▶ Dataset records:
§ §

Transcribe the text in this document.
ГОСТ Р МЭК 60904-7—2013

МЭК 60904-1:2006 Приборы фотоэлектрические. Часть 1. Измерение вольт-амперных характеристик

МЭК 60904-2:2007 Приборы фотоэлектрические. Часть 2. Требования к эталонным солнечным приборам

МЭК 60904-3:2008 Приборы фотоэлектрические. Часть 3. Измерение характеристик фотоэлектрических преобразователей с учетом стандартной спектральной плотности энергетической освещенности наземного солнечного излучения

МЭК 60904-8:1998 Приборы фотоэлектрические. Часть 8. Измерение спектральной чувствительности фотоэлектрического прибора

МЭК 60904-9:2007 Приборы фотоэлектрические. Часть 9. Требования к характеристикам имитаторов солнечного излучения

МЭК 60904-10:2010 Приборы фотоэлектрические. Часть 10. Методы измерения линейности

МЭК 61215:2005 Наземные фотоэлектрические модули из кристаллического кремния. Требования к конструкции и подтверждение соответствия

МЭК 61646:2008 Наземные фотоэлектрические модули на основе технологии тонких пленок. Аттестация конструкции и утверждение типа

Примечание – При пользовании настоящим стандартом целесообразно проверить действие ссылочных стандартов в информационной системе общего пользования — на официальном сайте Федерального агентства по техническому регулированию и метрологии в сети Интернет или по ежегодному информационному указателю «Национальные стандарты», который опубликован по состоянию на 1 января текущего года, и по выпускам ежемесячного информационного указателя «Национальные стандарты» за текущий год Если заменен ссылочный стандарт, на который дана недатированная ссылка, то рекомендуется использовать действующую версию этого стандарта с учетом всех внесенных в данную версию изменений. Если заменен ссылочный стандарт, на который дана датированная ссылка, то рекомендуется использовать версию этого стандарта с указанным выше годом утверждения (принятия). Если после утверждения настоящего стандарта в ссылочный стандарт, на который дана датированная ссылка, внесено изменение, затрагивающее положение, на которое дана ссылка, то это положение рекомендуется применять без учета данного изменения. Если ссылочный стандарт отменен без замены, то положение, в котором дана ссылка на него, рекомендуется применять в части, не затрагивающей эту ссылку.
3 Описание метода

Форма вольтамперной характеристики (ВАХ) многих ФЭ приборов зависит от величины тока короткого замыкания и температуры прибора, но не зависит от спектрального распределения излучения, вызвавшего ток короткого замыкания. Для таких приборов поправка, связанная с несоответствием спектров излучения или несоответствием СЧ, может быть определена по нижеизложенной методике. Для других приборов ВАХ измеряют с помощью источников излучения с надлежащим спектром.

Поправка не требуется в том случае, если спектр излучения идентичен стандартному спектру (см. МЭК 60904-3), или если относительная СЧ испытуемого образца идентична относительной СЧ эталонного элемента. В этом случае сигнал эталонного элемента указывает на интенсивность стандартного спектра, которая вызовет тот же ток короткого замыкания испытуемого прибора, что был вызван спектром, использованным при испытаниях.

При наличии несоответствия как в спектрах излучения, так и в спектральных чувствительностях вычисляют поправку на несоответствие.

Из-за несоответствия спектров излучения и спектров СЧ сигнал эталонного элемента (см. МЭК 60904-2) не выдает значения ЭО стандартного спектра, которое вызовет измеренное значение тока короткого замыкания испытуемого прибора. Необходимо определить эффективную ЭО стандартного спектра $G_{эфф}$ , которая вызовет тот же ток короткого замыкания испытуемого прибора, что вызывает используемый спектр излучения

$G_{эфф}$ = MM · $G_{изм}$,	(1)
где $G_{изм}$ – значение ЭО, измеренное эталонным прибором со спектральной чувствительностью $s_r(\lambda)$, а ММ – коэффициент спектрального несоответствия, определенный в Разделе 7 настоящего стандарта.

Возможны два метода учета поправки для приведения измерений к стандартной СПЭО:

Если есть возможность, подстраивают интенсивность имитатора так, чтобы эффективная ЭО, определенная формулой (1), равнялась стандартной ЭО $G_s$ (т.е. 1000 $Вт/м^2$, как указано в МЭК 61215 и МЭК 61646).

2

§ §

▶ What the task requires:
Select the lines from the entries that include the word "спектральной".

▶ Solution for this problem:
МЭК 60904-3:2008 Приборы фотоэлектрические. Часть 3. Измерение характеристик фотоэлектрических преобразователей с учетом стандартной спектральной плотности энергетической освещенности наземного солнечного излучения
МЭК 60904-8:1998 Приборы фотоэлектрические. Часть 8. Измерение спектральной чувствительности фотоэлектрического прибора
где $G_{изм}$ – значение ЭО, измеренное эталонным прибором со спектральной чувствительностью $s_r(\lambda)$, а ММ – коэффициент спектрального несоответствия, определенный в Разделе 7 настоящего стандарта.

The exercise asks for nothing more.